Extracted records
################

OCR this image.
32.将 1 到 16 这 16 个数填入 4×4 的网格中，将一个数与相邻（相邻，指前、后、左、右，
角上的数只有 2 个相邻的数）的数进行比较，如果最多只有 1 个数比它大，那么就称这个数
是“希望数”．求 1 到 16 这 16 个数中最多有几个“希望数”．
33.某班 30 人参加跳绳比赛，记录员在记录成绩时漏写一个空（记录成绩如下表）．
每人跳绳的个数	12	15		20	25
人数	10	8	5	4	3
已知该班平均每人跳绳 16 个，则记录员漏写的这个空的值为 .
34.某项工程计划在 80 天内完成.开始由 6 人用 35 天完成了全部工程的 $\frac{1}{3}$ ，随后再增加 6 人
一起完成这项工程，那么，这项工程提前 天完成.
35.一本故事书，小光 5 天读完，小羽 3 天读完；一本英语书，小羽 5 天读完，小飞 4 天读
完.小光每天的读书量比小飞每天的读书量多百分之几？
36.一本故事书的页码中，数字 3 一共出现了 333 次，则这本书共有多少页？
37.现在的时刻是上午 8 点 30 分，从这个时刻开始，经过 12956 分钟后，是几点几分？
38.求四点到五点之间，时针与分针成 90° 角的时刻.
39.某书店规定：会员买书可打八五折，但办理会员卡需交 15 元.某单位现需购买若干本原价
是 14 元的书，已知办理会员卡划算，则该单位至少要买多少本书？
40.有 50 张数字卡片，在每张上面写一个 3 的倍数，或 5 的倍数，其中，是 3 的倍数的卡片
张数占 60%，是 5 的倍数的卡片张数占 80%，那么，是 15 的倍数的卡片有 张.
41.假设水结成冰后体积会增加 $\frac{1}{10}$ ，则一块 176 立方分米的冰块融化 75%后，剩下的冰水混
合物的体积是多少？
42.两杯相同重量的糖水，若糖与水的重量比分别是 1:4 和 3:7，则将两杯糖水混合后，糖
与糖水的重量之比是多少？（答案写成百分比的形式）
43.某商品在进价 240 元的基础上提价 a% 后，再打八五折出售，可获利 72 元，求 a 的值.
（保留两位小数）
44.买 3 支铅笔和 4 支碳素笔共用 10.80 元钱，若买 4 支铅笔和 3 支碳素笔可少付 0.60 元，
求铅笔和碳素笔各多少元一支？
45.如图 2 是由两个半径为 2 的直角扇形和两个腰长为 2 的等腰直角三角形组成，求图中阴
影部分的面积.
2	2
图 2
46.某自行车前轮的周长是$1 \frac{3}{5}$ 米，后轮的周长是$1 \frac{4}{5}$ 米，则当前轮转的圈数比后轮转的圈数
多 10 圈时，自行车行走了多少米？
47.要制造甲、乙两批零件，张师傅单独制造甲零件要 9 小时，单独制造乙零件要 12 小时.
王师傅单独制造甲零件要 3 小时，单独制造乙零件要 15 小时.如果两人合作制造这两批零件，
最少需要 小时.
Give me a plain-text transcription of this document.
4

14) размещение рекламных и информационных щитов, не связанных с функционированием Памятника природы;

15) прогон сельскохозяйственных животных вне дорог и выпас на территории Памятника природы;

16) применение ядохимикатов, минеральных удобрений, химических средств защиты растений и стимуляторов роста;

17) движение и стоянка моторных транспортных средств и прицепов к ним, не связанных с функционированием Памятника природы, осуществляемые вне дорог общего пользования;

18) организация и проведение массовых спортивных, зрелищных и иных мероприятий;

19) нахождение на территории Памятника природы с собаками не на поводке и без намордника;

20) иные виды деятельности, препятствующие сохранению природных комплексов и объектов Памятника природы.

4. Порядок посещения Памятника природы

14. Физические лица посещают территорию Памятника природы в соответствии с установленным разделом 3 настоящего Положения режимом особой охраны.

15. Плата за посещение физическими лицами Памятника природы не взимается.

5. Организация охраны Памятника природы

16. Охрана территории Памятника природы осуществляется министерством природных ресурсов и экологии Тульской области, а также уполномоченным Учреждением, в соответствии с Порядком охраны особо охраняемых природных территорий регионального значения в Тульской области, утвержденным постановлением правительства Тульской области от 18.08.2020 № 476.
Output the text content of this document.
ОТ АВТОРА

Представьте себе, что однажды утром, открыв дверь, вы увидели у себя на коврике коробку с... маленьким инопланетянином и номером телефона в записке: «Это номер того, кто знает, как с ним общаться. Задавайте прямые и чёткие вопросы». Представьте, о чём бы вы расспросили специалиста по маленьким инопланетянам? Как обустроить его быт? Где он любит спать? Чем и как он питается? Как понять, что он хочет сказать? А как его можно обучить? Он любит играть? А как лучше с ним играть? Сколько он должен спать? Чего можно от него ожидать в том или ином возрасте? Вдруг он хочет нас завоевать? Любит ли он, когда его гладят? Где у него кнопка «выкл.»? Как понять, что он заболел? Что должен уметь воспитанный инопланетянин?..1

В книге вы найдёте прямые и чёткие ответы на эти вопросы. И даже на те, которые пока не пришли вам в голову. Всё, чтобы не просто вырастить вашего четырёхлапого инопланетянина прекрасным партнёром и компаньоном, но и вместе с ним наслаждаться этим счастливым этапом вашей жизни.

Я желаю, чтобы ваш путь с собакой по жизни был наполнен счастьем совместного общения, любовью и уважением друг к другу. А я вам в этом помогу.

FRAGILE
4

################

→ Exercise details:
Transcribe all the entries, keeping each one exactly as it is.

→ Finished task:
OCR this image.
32.将 1 到 16 这 16 个数填入 4×4 的网格中，将一个数与相邻（相邻，指前、后、左、右，
角上的数只有 2 个相邻的数）的数进行比较，如果最多只有 1 个数比它大，那么就称这个数
是“希望数”．求 1 到 16 这 16 个数中最多有几个“希望数”．
33.某班 30 人参加跳绳比赛，记录员在记录成绩时漏写一个空（记录成绩如下表）．
每人跳绳的个数	12	15		20	25
人数	10	8	5	4	3
已知该班平均每人跳绳 16 个，则记录员漏写的这个空的值为 .
34.某项工程计划在 80 天内完成.开始由 6 人用 35 天完成了全部工程的 $\frac{1}{3}$ ，随后再增加 6 人
一起完成这项工程，那么，这项工程提前 天完成.
35.一本故事书，小光 5 天读完，小羽 3 天读完；一本英语书，小羽 5 天读完，小飞 4 天读
完.小光每天的读书量比小飞每天的读书量多百分之几？
36.一本故事书的页码中，数字 3 一共出现了 333 次，则这本书共有多少页？
37.现在的时刻是上午 8 点 30 分，从这个时刻开始，经过 12956 分钟后，是几点几分？
38.求四点到五点之间，时针与分针成 90° 角的时刻.
39.某书店规定：会员买书可打八五折，但办理会员卡需交 15 元.某单位现需购买若干本原价
是 14 元的书，已知办理会员卡划算，则该单位至少要买多少本书？
40.有 50 张数字卡片，在每张上面写一个 3 的倍数，或 5 的倍数，其中，是 3 的倍数的卡片
张数占 60%，是 5 的倍数的卡片张数占 80%，那么，是 15 的倍数的卡片有 张.
41.假设水结成冰后体积会增加 $\frac{1}{10}$ ，则一块 176 立方分米的冰块融化 75%后，剩下的冰水混
合物的体积是多少？
42.两杯相同重量的糖水，若糖与水的重量比分别是 1:4 和 3:7，则将两杯糖水混合后，糖
与糖水的重量之比是多少？（答案写成百分比的形式）
43.某商品在进价 240 元的基础上提价 a% 后，再打八五折出售，可获利 72 元，求 a 的值.
（保留两位小数）
44.买 3 支铅笔和 4 支碳素笔共用 10.80 元钱，若买 4 支铅笔和 3 支碳素笔可少付 0.60 元，
求铅笔和碳素笔各多少元一支？
45.如图 2 是由两个半径为 2 的直角扇形和两个腰长为 2 的等腰直角三角形组成，求图中阴
影部分的面积.
2	2
图 2
46.某自行车前轮的周长是$1 \frac{3}{5}$ 米，后轮的周长是$1 \frac{4}{5}$ 米，则当前轮转的圈数比后轮转的圈数
多 10 圈时，自行车行走了多少米？
47.要制造甲、乙两批零件，张师傅单独制造甲零件要 9 小时，单独制造乙零件要 12 小时.
王师傅单独制造甲零件要 3 小时，单独制造乙零件要 15 小时.如果两人合作制造这两批零件，
最少需要 小时.
Give me a plain-text transcription of this document.
4

14) размещение рекламных и информационных щитов, не связанных с функционированием Памятника природы;

15) прогон сельскохозяйственных животных вне дорог и выпас на территории Памятника природы;

16) применение ядохимикатов, минеральных удобрений, химических средств защиты растений и стимуляторов роста;

17) движение и стоянка моторных транспортных средств и прицепов к ним, не связанных с функционированием Памятника природы, осуществляемые вне дорог общего пользования;

18) организация и проведение массовых спортивных, зрелищных и иных мероприятий;

19) нахождение на территории Памятника природы с собаками не на поводке и без намордника;

20) иные виды деятельности, препятствующие сохранению природных комплексов и объектов Памятника природы.

4. Порядок посещения Памятника природы

14. Физические лица посещают территорию Памятника природы в соответствии с установленным разделом 3 настоящего Положения режимом особой охраны.

15. Плата за посещение физическими лицами Памятника природы не взимается.

5. Организация охраны Памятника природы

16. Охрана территории Памятника природы осуществляется министерством природных ресурсов и экологии Тульской области, а также уполномоченным Учреждением, в соответствии с Порядком охраны особо охраняемых природных территорий регионального значения в Тульской области, утвержденным постановлением правительства Тульской области от 18.08.2020 № 476.
Output the text content of this document.
ОТ АВТОРА

Представьте себе, что однажды утром, открыв дверь, вы увидели у себя на коврике коробку с... маленьким инопланетянином и номером телефона в записке: «Это номер того, кто знает, как с ним общаться. Задавайте прямые и чёткие вопросы». Представьте, о чём бы вы расспросили специалиста по маленьким инопланетянам? Как обустроить его быт? Где он любит спать? Чем и как он питается? Как понять, что он хочет сказать? А как его можно обучить? Он любит играть? А как лучше с ним играть? Сколько он должен спать? Чего можно от него ожидать в том или ином возрасте? Вдруг он хочет нас завоевать? Любит ли он, когда его гладят? Где у него кнопка «выкл.»? Как понять, что он заболел? Что должен уметь воспитанный инопланетянин?..1

В книге вы найдёте прямые и чёткие ответы на эти вопросы. И даже на те, которые пока не пришли вам в голову. Всё, чтобы не просто вырастить вашего четырёхлапого инопланетянина прекрасным партнёром и компаньоном, но и вместе с ним наслаждаться этим счастливым этапом вашей жизни.

Я желаю, чтобы ваш путь с собакой по жизни был наполнен счастьем совместного общения, любовью и уважением друг к другу. А я вам в этом помогу.

FRAGILE
4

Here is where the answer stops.